MATERIAL SUPPLIED -
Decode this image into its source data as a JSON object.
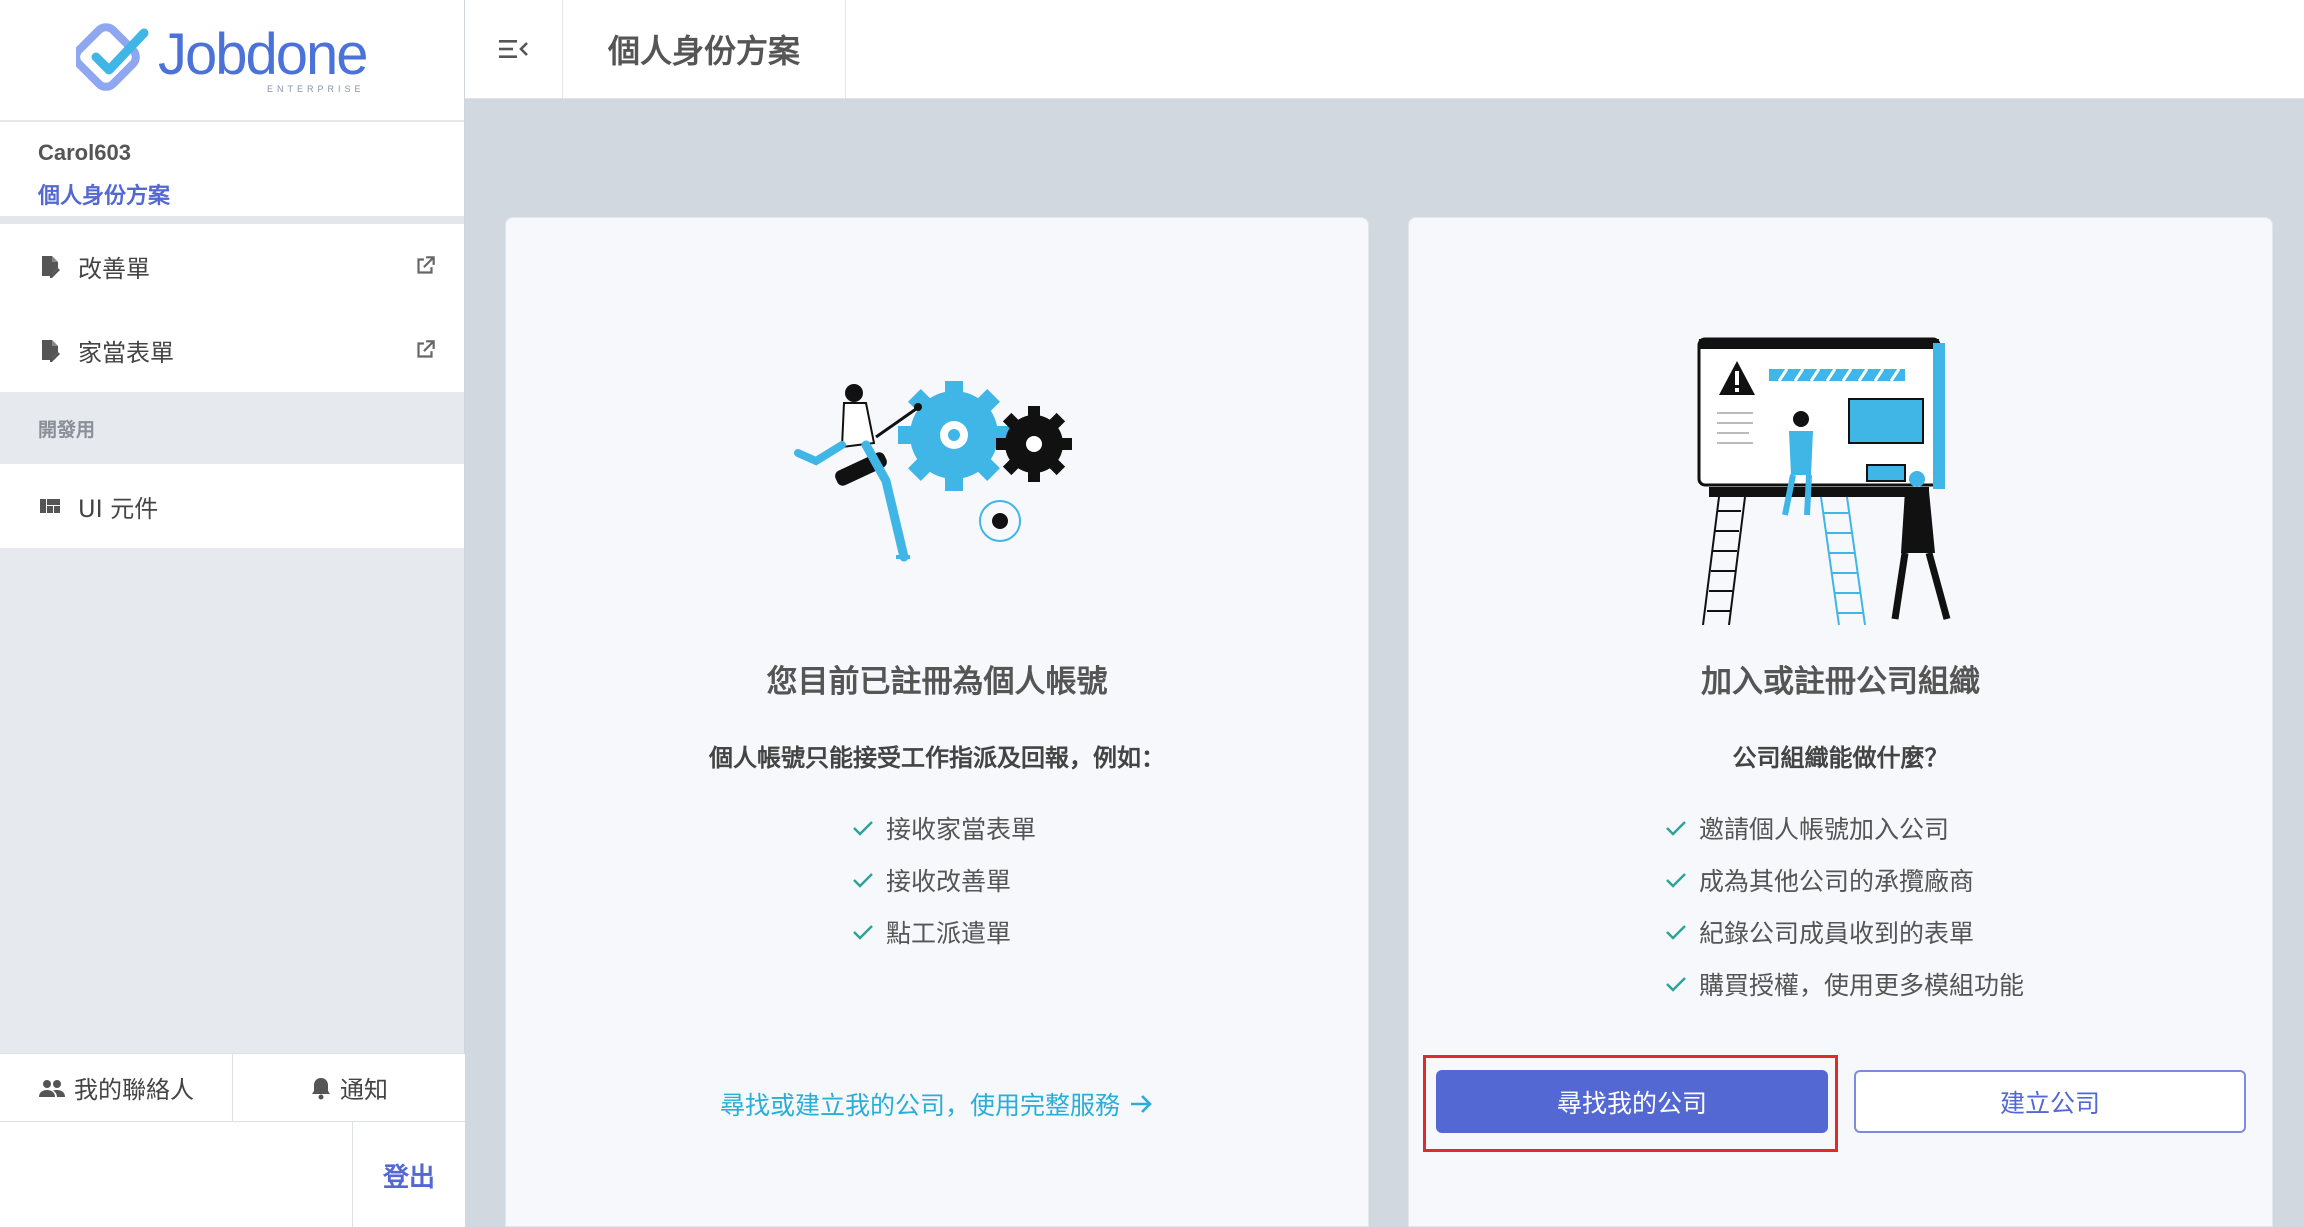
{
  "brand": {
    "name": "Jobdone",
    "tagline": "ENTERPRISE",
    "accent": "#5468d4",
    "teal": "#2aaed8"
  },
  "sidebar": {
    "username": "Carol603",
    "plan": "個人身份方案",
    "items": [
      {
        "label": "改善單",
        "icon": "document-edit-icon"
      },
      {
        "label": "家當表單",
        "icon": "document-edit-icon"
      }
    ],
    "dev_section": "開發用",
    "dev_items": [
      {
        "label": "UI 元件",
        "icon": "dashboard-icon"
      }
    ],
    "footer": {
      "contacts": "我的聯絡人",
      "notifications": "通知",
      "logout": "登出"
    }
  },
  "header": {
    "title": "個人身份方案"
  },
  "cards": {
    "personal": {
      "title": "您目前已註冊為個人帳號",
      "subtitle": "個人帳號只能接受工作指派及回報，例如：",
      "features": [
        "接收家當表單",
        "接收改善單",
        "點工派遣單"
      ],
      "link": "尋找或建立我的公司，使用完整服務"
    },
    "company": {
      "title": "加入或註冊公司組織",
      "subtitle": "公司組織能做什麼？",
      "features": [
        "邀請個人帳號加入公司",
        "成為其他公司的承攬廠商",
        "紀錄公司成員收到的表單",
        "購買授權，使用更多模組功能"
      ],
      "find_button": "尋找我的公司",
      "create_button": "建立公司"
    }
  }
}
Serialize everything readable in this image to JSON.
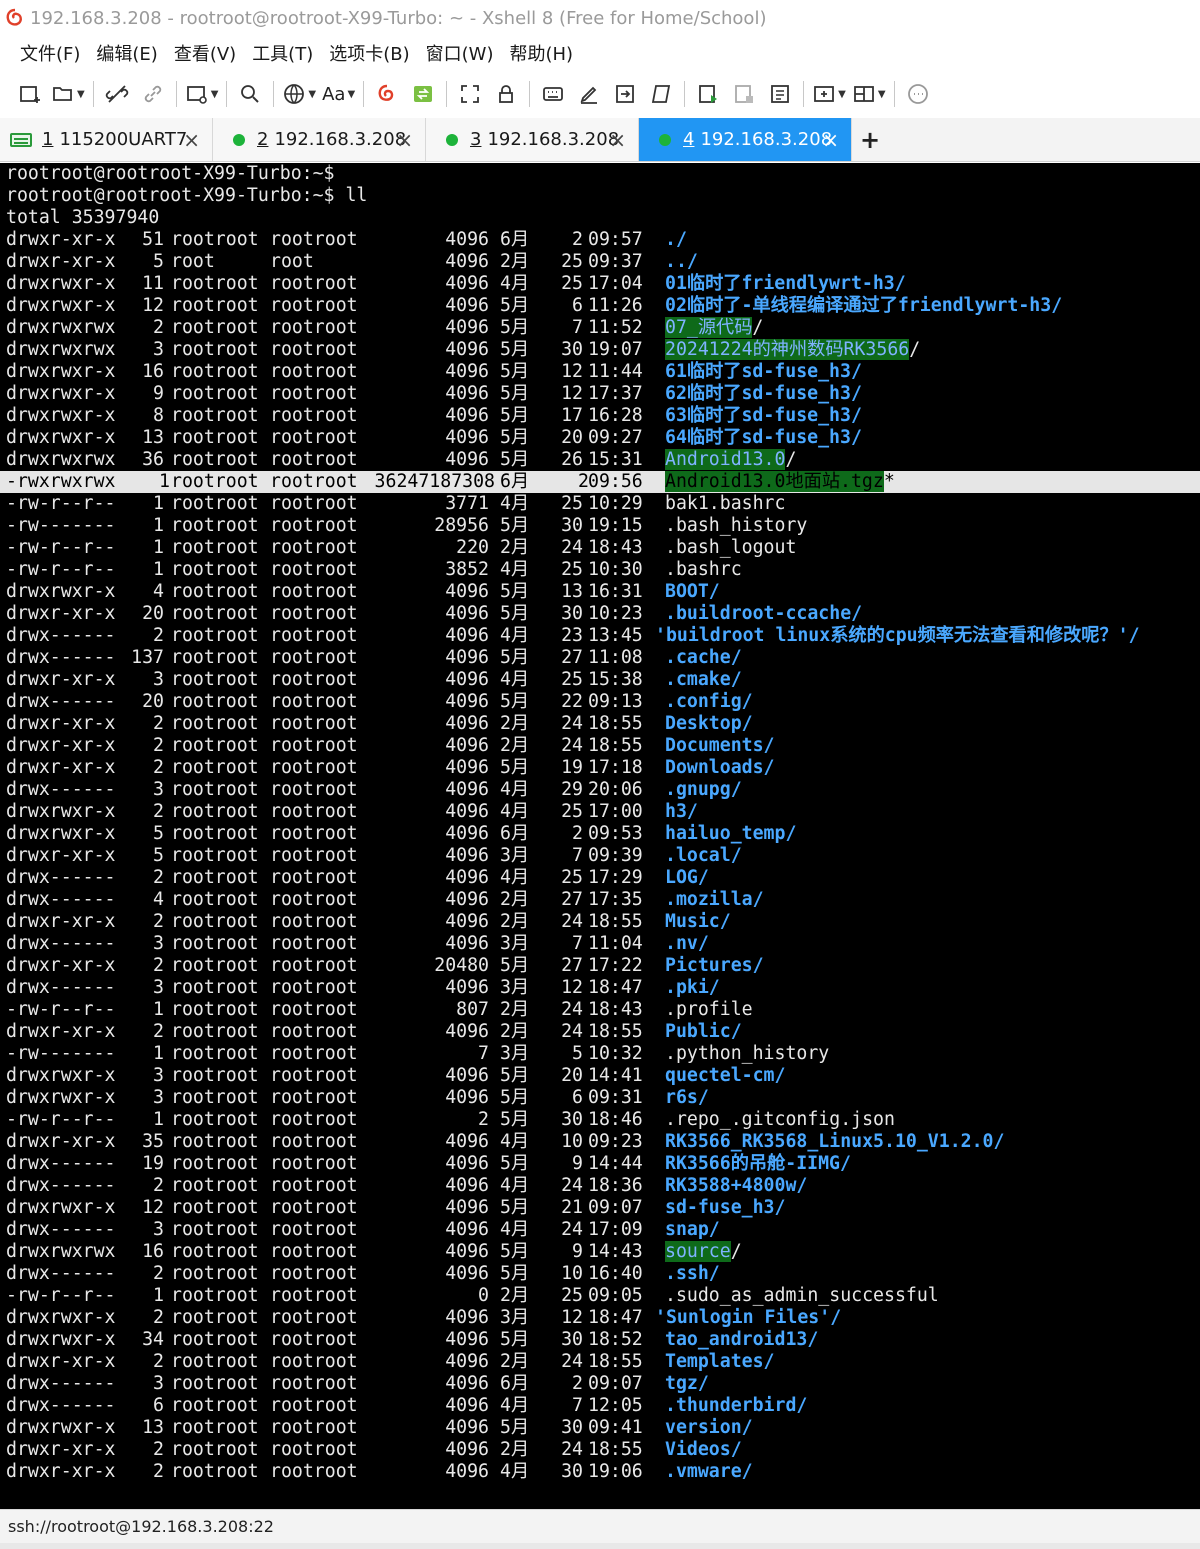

AIM - Restate each entry word for word, leaving out any pictures.

WRITTEN SOLUTION -
Decode this image into its source data as a JSON object.
{
  "brand": {
    "name": "Jobdone",
    "tagline": "ENTERPRISE",
    "accent": "#5468d4",
    "teal": "#2aaed8"
  },
  "sidebar": {
    "username": "Carol603",
    "plan": "個人身份方案",
    "items": [
      {
        "label": "改善單",
        "icon": "document-edit-icon"
      },
      {
        "label": "家當表單",
        "icon": "document-edit-icon"
      }
    ],
    "dev_section": "開發用",
    "dev_items": [
      {
        "label": "UI 元件",
        "icon": "dashboard-icon"
      }
    ],
    "footer": {
      "contacts": "我的聯絡人",
      "notifications": "通知",
      "logout": "登出"
    }
  },
  "header": {
    "title": "個人身份方案"
  },
  "cards": {
    "personal": {
      "title": "您目前已註冊為個人帳號",
      "subtitle": "個人帳號只能接受工作指派及回報，例如：",
      "features": [
        "接收家當表單",
        "接收改善單",
        "點工派遣單"
      ],
      "link": "尋找或建立我的公司，使用完整服務"
    },
    "company": {
      "title": "加入或註冊公司組織",
      "subtitle": "公司組織能做什麼？",
      "features": [
        "邀請個人帳號加入公司",
        "成為其他公司的承攬廠商",
        "紀錄公司成員收到的表單",
        "購買授權，使用更多模組功能"
      ],
      "find_button": "尋找我的公司",
      "create_button": "建立公司"
    }
  }
}
Serialize everything readable in this image to JSON.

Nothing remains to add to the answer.